The input:

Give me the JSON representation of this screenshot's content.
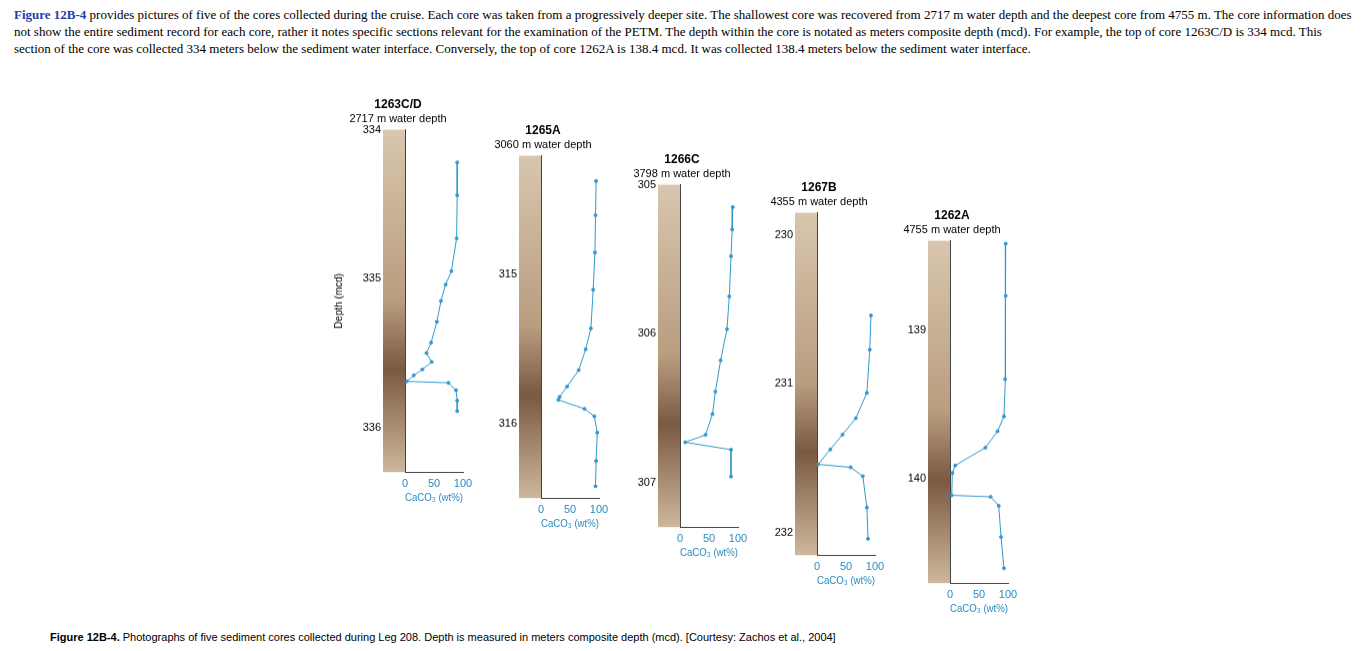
{
  "paragraph": {
    "link": "Figure 12B-4",
    "body": " provides pictures of five of the cores collected during the cruise. Each core was taken from a progressively deeper site. The shallowest core was recovered from 2717 m water depth and the deepest core from 4755 m. The core information does not show the entire sediment record for each core, rather it notes specific sections relevant for the examination of the PETM. The depth within the core is notated as meters composite depth (mcd). For example, the top of core 1263C/D is 334 mcd. This section of the core was collected 334 meters below the sediment water interface. Conversely, the top of core 1262A is 138.4 mcd. It was collected 138.4 meters below the sediment water interface."
  },
  "caption": {
    "label": "Figure 12B-4.",
    "text": " Photographs of five sediment cores collected during Leg 208. Depth is measured in meters composite depth (mcd). [Courtesy: Zachos et al., 2004]"
  },
  "chart_data": [
    {
      "type": "line",
      "title": "1263C/D",
      "subtitle": "2717 m water depth",
      "x_label": "CaCO₃ (wt%)",
      "y_label": "Depth (mcd)",
      "x": [
        90,
        90,
        89,
        80,
        70,
        62,
        55,
        45,
        37,
        46,
        30,
        15,
        3,
        75,
        88,
        90,
        90
      ],
      "y": [
        334.22,
        334.44,
        334.73,
        334.95,
        335.04,
        335.15,
        335.29,
        335.43,
        335.5,
        335.56,
        335.61,
        335.65,
        335.69,
        335.7,
        335.75,
        335.82,
        335.89
      ],
      "xlim": [
        0,
        100
      ],
      "xticks": [
        0,
        50,
        100
      ],
      "ylim": [
        334,
        336.3
      ],
      "yticks": [
        334,
        335,
        336
      ],
      "color": "#3399cc",
      "marker": "circle",
      "grid": false
    },
    {
      "type": "line",
      "title": "1265A",
      "subtitle": "3060 m water depth",
      "x_label": "CaCO₃ (wt%)",
      "x": [
        95,
        94,
        93,
        90,
        86,
        77,
        65,
        45,
        32,
        30,
        75,
        92,
        97,
        95,
        94
      ],
      "y": [
        314.37,
        314.6,
        314.85,
        315.1,
        315.36,
        315.5,
        315.64,
        315.75,
        315.82,
        315.84,
        315.9,
        315.95,
        316.06,
        316.25,
        316.42
      ],
      "xlim": [
        0,
        100
      ],
      "xticks": [
        0,
        50,
        100
      ],
      "ylim": [
        314.2,
        316.5
      ],
      "yticks": [
        315,
        316
      ],
      "color": "#3399cc",
      "marker": "circle",
      "grid": false
    },
    {
      "type": "line",
      "title": "1266C",
      "subtitle": "3798 m water depth",
      "x_label": "CaCO₃ (wt%)",
      "x": [
        91,
        90,
        88,
        85,
        81,
        70,
        61,
        56,
        44,
        9,
        88,
        88
      ],
      "y": [
        305.15,
        305.3,
        305.48,
        305.75,
        305.97,
        306.18,
        306.39,
        306.54,
        306.68,
        306.73,
        306.78,
        306.96
      ],
      "xlim": [
        0,
        100
      ],
      "xticks": [
        0,
        50,
        100
      ],
      "ylim": [
        305,
        307.3
      ],
      "yticks": [
        305,
        306,
        307
      ],
      "color": "#3399cc",
      "marker": "circle",
      "grid": false
    },
    {
      "type": "line",
      "title": "1267B",
      "subtitle": "4355 m water depth",
      "x_label": "CaCO₃ (wt%)",
      "x": [
        93,
        91,
        86,
        67,
        44,
        23,
        2,
        58,
        79,
        86,
        88
      ],
      "y": [
        230.54,
        230.77,
        231.06,
        231.23,
        231.34,
        231.44,
        231.54,
        231.56,
        231.62,
        231.83,
        232.04
      ],
      "xlim": [
        0,
        100
      ],
      "xticks": [
        0,
        50,
        100
      ],
      "ylim": [
        229.85,
        232.15
      ],
      "yticks": [
        230,
        231,
        232
      ],
      "color": "#3399cc",
      "marker": "circle",
      "grid": false
    },
    {
      "type": "line",
      "title": "1262A",
      "subtitle": "4755 m water depth",
      "x_label": "CaCO₃ (wt%)",
      "x": [
        96,
        96,
        95,
        93,
        82,
        61,
        9,
        4,
        3,
        70,
        84,
        88,
        93
      ],
      "y": [
        138.42,
        138.77,
        139.33,
        139.58,
        139.68,
        139.79,
        139.91,
        139.96,
        140.11,
        140.12,
        140.18,
        140.39,
        140.6
      ],
      "xlim": [
        0,
        100
      ],
      "xticks": [
        0,
        50,
        100
      ],
      "ylim": [
        138.4,
        140.7
      ],
      "yticks": [
        139,
        140
      ],
      "color": "#3399cc",
      "marker": "circle",
      "grid": false
    }
  ]
}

Task statement: Transcribe the records above exactly, omitting every picture they contain.

Response to this exercise:
Give me the JSON representation of this screenshot's content.
{
  "paragraph": {
    "link": "Figure 12B-4",
    "body": " provides pictures of five of the cores collected during the cruise. Each core was taken from a progressively deeper site. The shallowest core was recovered from 2717 m water depth and the deepest core from 4755 m. The core information does not show the entire sediment record for each core, rather it notes specific sections relevant for the examination of the PETM. The depth within the core is notated as meters composite depth (mcd). For example, the top of core 1263C/D is 334 mcd. This section of the core was collected 334 meters below the sediment water interface. Conversely, the top of core 1262A is 138.4 mcd. It was collected 138.4 meters below the sediment water interface."
  },
  "caption": {
    "label": "Figure 12B-4.",
    "text": " Photographs of five sediment cores collected during Leg 208. Depth is measured in meters composite depth (mcd). [Courtesy: Zachos et al., 2004]"
  },
  "chart_data": [
    {
      "type": "line",
      "title": "1263C/D",
      "subtitle": "2717 m water depth",
      "x_label": "CaCO₃ (wt%)",
      "y_label": "Depth (mcd)",
      "x": [
        90,
        90,
        89,
        80,
        70,
        62,
        55,
        45,
        37,
        46,
        30,
        15,
        3,
        75,
        88,
        90,
        90
      ],
      "y": [
        334.22,
        334.44,
        334.73,
        334.95,
        335.04,
        335.15,
        335.29,
        335.43,
        335.5,
        335.56,
        335.61,
        335.65,
        335.69,
        335.7,
        335.75,
        335.82,
        335.89
      ],
      "xlim": [
        0,
        100
      ],
      "xticks": [
        0,
        50,
        100
      ],
      "ylim": [
        334,
        336.3
      ],
      "yticks": [
        334,
        335,
        336
      ],
      "color": "#3399cc",
      "marker": "circle",
      "grid": false
    },
    {
      "type": "line",
      "title": "1265A",
      "subtitle": "3060 m water depth",
      "x_label": "CaCO₃ (wt%)",
      "x": [
        95,
        94,
        93,
        90,
        86,
        77,
        65,
        45,
        32,
        30,
        75,
        92,
        97,
        95,
        94
      ],
      "y": [
        314.37,
        314.6,
        314.85,
        315.1,
        315.36,
        315.5,
        315.64,
        315.75,
        315.82,
        315.84,
        315.9,
        315.95,
        316.06,
        316.25,
        316.42
      ],
      "xlim": [
        0,
        100
      ],
      "xticks": [
        0,
        50,
        100
      ],
      "ylim": [
        314.2,
        316.5
      ],
      "yticks": [
        315,
        316
      ],
      "color": "#3399cc",
      "marker": "circle",
      "grid": false
    },
    {
      "type": "line",
      "title": "1266C",
      "subtitle": "3798 m water depth",
      "x_label": "CaCO₃ (wt%)",
      "x": [
        91,
        90,
        88,
        85,
        81,
        70,
        61,
        56,
        44,
        9,
        88,
        88
      ],
      "y": [
        305.15,
        305.3,
        305.48,
        305.75,
        305.97,
        306.18,
        306.39,
        306.54,
        306.68,
        306.73,
        306.78,
        306.96
      ],
      "xlim": [
        0,
        100
      ],
      "xticks": [
        0,
        50,
        100
      ],
      "ylim": [
        305,
        307.3
      ],
      "yticks": [
        305,
        306,
        307
      ],
      "color": "#3399cc",
      "marker": "circle",
      "grid": false
    },
    {
      "type": "line",
      "title": "1267B",
      "subtitle": "4355 m water depth",
      "x_label": "CaCO₃ (wt%)",
      "x": [
        93,
        91,
        86,
        67,
        44,
        23,
        2,
        58,
        79,
        86,
        88
      ],
      "y": [
        230.54,
        230.77,
        231.06,
        231.23,
        231.34,
        231.44,
        231.54,
        231.56,
        231.62,
        231.83,
        232.04
      ],
      "xlim": [
        0,
        100
      ],
      "xticks": [
        0,
        50,
        100
      ],
      "ylim": [
        229.85,
        232.15
      ],
      "yticks": [
        230,
        231,
        232
      ],
      "color": "#3399cc",
      "marker": "circle",
      "grid": false
    },
    {
      "type": "line",
      "title": "1262A",
      "subtitle": "4755 m water depth",
      "x_label": "CaCO₃ (wt%)",
      "x": [
        96,
        96,
        95,
        93,
        82,
        61,
        9,
        4,
        3,
        70,
        84,
        88,
        93
      ],
      "y": [
        138.42,
        138.77,
        139.33,
        139.58,
        139.68,
        139.79,
        139.91,
        139.96,
        140.11,
        140.12,
        140.18,
        140.39,
        140.6
      ],
      "xlim": [
        0,
        100
      ],
      "xticks": [
        0,
        50,
        100
      ],
      "ylim": [
        138.4,
        140.7
      ],
      "yticks": [
        139,
        140
      ],
      "color": "#3399cc",
      "marker": "circle",
      "grid": false
    }
  ]
}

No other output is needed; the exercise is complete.